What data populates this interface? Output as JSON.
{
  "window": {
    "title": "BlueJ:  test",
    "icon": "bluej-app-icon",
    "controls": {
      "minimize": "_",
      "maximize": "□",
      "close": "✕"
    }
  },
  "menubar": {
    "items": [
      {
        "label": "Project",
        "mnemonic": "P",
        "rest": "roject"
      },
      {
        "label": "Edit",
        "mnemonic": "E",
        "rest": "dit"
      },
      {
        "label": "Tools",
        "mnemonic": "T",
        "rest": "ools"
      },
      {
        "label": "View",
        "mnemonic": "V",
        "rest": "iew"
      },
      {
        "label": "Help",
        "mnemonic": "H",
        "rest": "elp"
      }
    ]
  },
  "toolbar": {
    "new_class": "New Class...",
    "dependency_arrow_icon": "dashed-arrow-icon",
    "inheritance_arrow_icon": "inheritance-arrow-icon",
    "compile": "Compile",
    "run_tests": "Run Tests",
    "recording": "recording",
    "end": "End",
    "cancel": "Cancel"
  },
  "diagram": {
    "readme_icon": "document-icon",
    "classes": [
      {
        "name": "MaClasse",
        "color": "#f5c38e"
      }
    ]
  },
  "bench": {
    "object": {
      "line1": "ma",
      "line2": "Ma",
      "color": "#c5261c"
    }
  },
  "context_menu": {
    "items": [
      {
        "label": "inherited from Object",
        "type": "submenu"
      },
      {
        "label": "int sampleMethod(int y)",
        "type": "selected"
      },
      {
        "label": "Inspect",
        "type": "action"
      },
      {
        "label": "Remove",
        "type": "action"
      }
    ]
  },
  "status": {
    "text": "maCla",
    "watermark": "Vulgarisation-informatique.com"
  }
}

⁂

*WHAT THIS TASK INVOLVES:*
Could you reproduce every record above exactly as it appears?

*THE COMPLETED TASK:*
What data populates this interface? Output as JSON.
{
  "window": {
    "title": "BlueJ:  test",
    "icon": "bluej-app-icon",
    "controls": {
      "minimize": "_",
      "maximize": "□",
      "close": "✕"
    }
  },
  "menubar": {
    "items": [
      {
        "label": "Project",
        "mnemonic": "P",
        "rest": "roject"
      },
      {
        "label": "Edit",
        "mnemonic": "E",
        "rest": "dit"
      },
      {
        "label": "Tools",
        "mnemonic": "T",
        "rest": "ools"
      },
      {
        "label": "View",
        "mnemonic": "V",
        "rest": "iew"
      },
      {
        "label": "Help",
        "mnemonic": "H",
        "rest": "elp"
      }
    ]
  },
  "toolbar": {
    "new_class": "New Class...",
    "dependency_arrow_icon": "dashed-arrow-icon",
    "inheritance_arrow_icon": "inheritance-arrow-icon",
    "compile": "Compile",
    "run_tests": "Run Tests",
    "recording": "recording",
    "end": "End",
    "cancel": "Cancel"
  },
  "diagram": {
    "readme_icon": "document-icon",
    "classes": [
      {
        "name": "MaClasse",
        "color": "#f5c38e"
      }
    ]
  },
  "bench": {
    "object": {
      "line1": "ma",
      "line2": "Ma",
      "color": "#c5261c"
    }
  },
  "context_menu": {
    "items": [
      {
        "label": "inherited from Object",
        "type": "submenu"
      },
      {
        "label": "int sampleMethod(int y)",
        "type": "selected"
      },
      {
        "label": "Inspect",
        "type": "action"
      },
      {
        "label": "Remove",
        "type": "action"
      }
    ]
  },
  "status": {
    "text": "maCla",
    "watermark": "Vulgarisation-informatique.com"
  }
}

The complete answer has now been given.